**Problem:**
Transcribe the data that follows precisely, omitting nothing.

* * * *

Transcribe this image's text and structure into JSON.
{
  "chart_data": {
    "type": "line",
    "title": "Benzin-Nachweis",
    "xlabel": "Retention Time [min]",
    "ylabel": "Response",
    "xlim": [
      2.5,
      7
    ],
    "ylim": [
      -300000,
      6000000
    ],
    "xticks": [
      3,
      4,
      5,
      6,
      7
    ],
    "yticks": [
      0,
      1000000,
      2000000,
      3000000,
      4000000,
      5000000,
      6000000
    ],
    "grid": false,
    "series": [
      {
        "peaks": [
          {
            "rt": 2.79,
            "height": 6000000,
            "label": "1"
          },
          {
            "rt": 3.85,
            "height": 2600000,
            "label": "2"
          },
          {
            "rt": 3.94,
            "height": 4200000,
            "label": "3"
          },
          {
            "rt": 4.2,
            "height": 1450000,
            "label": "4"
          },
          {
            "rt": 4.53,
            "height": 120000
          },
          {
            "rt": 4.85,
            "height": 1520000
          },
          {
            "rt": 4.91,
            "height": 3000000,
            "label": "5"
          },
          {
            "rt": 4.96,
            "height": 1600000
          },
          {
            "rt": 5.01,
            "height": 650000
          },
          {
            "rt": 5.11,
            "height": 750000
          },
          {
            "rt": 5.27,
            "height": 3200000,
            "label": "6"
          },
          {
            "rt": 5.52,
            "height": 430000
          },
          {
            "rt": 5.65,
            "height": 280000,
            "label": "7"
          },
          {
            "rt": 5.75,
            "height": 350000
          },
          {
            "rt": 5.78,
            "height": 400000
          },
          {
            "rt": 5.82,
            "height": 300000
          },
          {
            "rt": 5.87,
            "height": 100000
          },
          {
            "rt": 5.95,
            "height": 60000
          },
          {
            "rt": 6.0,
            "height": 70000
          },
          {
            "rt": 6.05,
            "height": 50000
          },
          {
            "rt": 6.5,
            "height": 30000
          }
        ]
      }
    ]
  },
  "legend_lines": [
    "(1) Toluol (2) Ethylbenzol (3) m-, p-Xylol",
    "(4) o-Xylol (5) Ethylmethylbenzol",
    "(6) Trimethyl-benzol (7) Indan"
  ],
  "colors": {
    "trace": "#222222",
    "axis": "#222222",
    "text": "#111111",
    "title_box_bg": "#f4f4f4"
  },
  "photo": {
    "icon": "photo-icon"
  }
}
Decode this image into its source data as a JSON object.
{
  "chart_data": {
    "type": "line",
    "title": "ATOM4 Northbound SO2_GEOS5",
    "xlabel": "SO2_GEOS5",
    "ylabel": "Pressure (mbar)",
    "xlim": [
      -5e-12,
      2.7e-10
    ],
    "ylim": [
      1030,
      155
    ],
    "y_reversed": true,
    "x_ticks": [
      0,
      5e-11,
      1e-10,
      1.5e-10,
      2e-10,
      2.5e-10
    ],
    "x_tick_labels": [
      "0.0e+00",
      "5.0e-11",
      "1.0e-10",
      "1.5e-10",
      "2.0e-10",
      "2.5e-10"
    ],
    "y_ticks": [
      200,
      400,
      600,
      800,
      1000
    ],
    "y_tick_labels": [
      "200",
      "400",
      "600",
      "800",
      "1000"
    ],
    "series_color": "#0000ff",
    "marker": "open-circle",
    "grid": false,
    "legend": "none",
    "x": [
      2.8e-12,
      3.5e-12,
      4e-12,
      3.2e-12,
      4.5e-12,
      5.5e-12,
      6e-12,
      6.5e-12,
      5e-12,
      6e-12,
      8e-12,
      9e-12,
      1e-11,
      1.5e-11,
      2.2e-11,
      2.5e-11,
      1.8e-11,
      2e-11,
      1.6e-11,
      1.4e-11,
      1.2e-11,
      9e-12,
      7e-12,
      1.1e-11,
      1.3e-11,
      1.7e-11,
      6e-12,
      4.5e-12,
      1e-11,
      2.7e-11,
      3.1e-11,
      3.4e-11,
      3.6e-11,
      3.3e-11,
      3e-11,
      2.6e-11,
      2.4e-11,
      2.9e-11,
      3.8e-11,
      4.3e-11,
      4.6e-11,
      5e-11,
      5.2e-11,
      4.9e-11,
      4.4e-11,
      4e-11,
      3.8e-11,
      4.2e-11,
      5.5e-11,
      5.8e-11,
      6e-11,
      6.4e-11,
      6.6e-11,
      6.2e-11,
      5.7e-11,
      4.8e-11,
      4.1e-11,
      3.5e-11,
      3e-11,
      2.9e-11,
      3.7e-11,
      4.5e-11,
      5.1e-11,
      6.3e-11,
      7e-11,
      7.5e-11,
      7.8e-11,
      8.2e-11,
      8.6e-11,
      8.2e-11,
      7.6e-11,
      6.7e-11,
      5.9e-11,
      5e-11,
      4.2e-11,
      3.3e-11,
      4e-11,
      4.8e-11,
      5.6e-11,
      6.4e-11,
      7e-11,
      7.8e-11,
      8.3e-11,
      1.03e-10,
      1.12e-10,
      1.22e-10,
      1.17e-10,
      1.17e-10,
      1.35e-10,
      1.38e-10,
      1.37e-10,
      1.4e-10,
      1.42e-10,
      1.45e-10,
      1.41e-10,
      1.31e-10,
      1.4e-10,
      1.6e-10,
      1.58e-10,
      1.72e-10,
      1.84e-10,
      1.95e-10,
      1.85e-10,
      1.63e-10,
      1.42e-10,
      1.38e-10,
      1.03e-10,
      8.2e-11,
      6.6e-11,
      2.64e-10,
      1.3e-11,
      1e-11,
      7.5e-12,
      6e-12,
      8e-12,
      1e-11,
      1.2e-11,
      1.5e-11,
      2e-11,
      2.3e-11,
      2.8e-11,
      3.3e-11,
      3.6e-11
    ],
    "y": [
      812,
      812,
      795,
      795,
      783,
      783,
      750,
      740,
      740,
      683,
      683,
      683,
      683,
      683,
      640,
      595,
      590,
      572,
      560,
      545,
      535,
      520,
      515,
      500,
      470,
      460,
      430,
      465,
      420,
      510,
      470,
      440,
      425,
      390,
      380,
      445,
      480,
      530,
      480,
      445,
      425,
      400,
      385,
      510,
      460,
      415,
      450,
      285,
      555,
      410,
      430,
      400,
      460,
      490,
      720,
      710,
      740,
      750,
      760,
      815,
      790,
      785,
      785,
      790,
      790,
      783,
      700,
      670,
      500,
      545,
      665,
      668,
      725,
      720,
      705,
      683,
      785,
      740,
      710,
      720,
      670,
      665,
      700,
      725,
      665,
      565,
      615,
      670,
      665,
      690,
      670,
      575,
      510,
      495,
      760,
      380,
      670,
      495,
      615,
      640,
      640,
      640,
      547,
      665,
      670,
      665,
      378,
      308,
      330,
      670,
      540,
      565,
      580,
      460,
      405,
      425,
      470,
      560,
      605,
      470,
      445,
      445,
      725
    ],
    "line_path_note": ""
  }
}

* * * *

**Task output:**
Transcribe this image's text and structure into JSON.
{
  "chart_data": {
    "type": "line",
    "title": "Benzin-Nachweis",
    "xlabel": "Retention Time [min]",
    "ylabel": "Response",
    "xlim": [
      2.5,
      7
    ],
    "ylim": [
      -300000,
      6000000
    ],
    "xticks": [
      3,
      4,
      5,
      6,
      7
    ],
    "yticks": [
      0,
      1000000,
      2000000,
      3000000,
      4000000,
      5000000,
      6000000
    ],
    "grid": false,
    "series": [
      {
        "peaks": [
          {
            "rt": 2.79,
            "height": 6000000,
            "label": "1"
          },
          {
            "rt": 3.85,
            "height": 2600000,
            "label": "2"
          },
          {
            "rt": 3.94,
            "height": 4200000,
            "label": "3"
          },
          {
            "rt": 4.2,
            "height": 1450000,
            "label": "4"
          },
          {
            "rt": 4.53,
            "height": 120000
          },
          {
            "rt": 4.85,
            "height": 1520000
          },
          {
            "rt": 4.91,
            "height": 3000000,
            "label": "5"
          },
          {
            "rt": 4.96,
            "height": 1600000
          },
          {
            "rt": 5.01,
            "height": 650000
          },
          {
            "rt": 5.11,
            "height": 750000
          },
          {
            "rt": 5.27,
            "height": 3200000,
            "label": "6"
          },
          {
            "rt": 5.52,
            "height": 430000
          },
          {
            "rt": 5.65,
            "height": 280000,
            "label": "7"
          },
          {
            "rt": 5.75,
            "height": 350000
          },
          {
            "rt": 5.78,
            "height": 400000
          },
          {
            "rt": 5.82,
            "height": 300000
          },
          {
            "rt": 5.87,
            "height": 100000
          },
          {
            "rt": 5.95,
            "height": 60000
          },
          {
            "rt": 6.0,
            "height": 70000
          },
          {
            "rt": 6.05,
            "height": 50000
          },
          {
            "rt": 6.5,
            "height": 30000
          }
        ]
      }
    ]
  },
  "legend_lines": [
    "(1) Toluol (2) Ethylbenzol (3) m-, p-Xylol",
    "(4) o-Xylol (5) Ethylmethylbenzol",
    "(6) Trimethyl-benzol (7) Indan"
  ],
  "colors": {
    "trace": "#222222",
    "axis": "#222222",
    "text": "#111111",
    "title_box_bg": "#f4f4f4"
  },
  "photo": {
    "icon": "photo-icon"
  }
}
Decode this image into its source data as a JSON object.
{
  "chart_data": {
    "type": "line",
    "title": "ATOM4 Northbound SO2_GEOS5",
    "xlabel": "SO2_GEOS5",
    "ylabel": "Pressure (mbar)",
    "xlim": [
      -5e-12,
      2.7e-10
    ],
    "ylim": [
      1030,
      155
    ],
    "y_reversed": true,
    "x_ticks": [
      0,
      5e-11,
      1e-10,
      1.5e-10,
      2e-10,
      2.5e-10
    ],
    "x_tick_labels": [
      "0.0e+00",
      "5.0e-11",
      "1.0e-10",
      "1.5e-10",
      "2.0e-10",
      "2.5e-10"
    ],
    "y_ticks": [
      200,
      400,
      600,
      800,
      1000
    ],
    "y_tick_labels": [
      "200",
      "400",
      "600",
      "800",
      "1000"
    ],
    "series_color": "#0000ff",
    "marker": "open-circle",
    "grid": false,
    "legend": "none",
    "x": [
      2.8e-12,
      3.5e-12,
      4e-12,
      3.2e-12,
      4.5e-12,
      5.5e-12,
      6e-12,
      6.5e-12,
      5e-12,
      6e-12,
      8e-12,
      9e-12,
      1e-11,
      1.5e-11,
      2.2e-11,
      2.5e-11,
      1.8e-11,
      2e-11,
      1.6e-11,
      1.4e-11,
      1.2e-11,
      9e-12,
      7e-12,
      1.1e-11,
      1.3e-11,
      1.7e-11,
      6e-12,
      4.5e-12,
      1e-11,
      2.7e-11,
      3.1e-11,
      3.4e-11,
      3.6e-11,
      3.3e-11,
      3e-11,
      2.6e-11,
      2.4e-11,
      2.9e-11,
      3.8e-11,
      4.3e-11,
      4.6e-11,
      5e-11,
      5.2e-11,
      4.9e-11,
      4.4e-11,
      4e-11,
      3.8e-11,
      4.2e-11,
      5.5e-11,
      5.8e-11,
      6e-11,
      6.4e-11,
      6.6e-11,
      6.2e-11,
      5.7e-11,
      4.8e-11,
      4.1e-11,
      3.5e-11,
      3e-11,
      2.9e-11,
      3.7e-11,
      4.5e-11,
      5.1e-11,
      6.3e-11,
      7e-11,
      7.5e-11,
      7.8e-11,
      8.2e-11,
      8.6e-11,
      8.2e-11,
      7.6e-11,
      6.7e-11,
      5.9e-11,
      5e-11,
      4.2e-11,
      3.3e-11,
      4e-11,
      4.8e-11,
      5.6e-11,
      6.4e-11,
      7e-11,
      7.8e-11,
      8.3e-11,
      1.03e-10,
      1.12e-10,
      1.22e-10,
      1.17e-10,
      1.17e-10,
      1.35e-10,
      1.38e-10,
      1.37e-10,
      1.4e-10,
      1.42e-10,
      1.45e-10,
      1.41e-10,
      1.31e-10,
      1.4e-10,
      1.6e-10,
      1.58e-10,
      1.72e-10,
      1.84e-10,
      1.95e-10,
      1.85e-10,
      1.63e-10,
      1.42e-10,
      1.38e-10,
      1.03e-10,
      8.2e-11,
      6.6e-11,
      2.64e-10,
      1.3e-11,
      1e-11,
      7.5e-12,
      6e-12,
      8e-12,
      1e-11,
      1.2e-11,
      1.5e-11,
      2e-11,
      2.3e-11,
      2.8e-11,
      3.3e-11,
      3.6e-11
    ],
    "y": [
      812,
      812,
      795,
      795,
      783,
      783,
      750,
      740,
      740,
      683,
      683,
      683,
      683,
      683,
      640,
      595,
      590,
      572,
      560,
      545,
      535,
      520,
      515,
      500,
      470,
      460,
      430,
      465,
      420,
      510,
      470,
      440,
      425,
      390,
      380,
      445,
      480,
      530,
      480,
      445,
      425,
      400,
      385,
      510,
      460,
      415,
      450,
      285,
      555,
      410,
      430,
      400,
      460,
      490,
      720,
      710,
      740,
      750,
      760,
      815,
      790,
      785,
      785,
      790,
      790,
      783,
      700,
      670,
      500,
      545,
      665,
      668,
      725,
      720,
      705,
      683,
      785,
      740,
      710,
      720,
      670,
      665,
      700,
      725,
      665,
      565,
      615,
      670,
      665,
      690,
      670,
      575,
      510,
      495,
      760,
      380,
      670,
      495,
      615,
      640,
      640,
      640,
      547,
      665,
      670,
      665,
      378,
      308,
      330,
      670,
      540,
      565,
      580,
      460,
      405,
      425,
      470,
      560,
      605,
      470,
      445,
      445,
      725
    ],
    "line_path_note": ""
  }
}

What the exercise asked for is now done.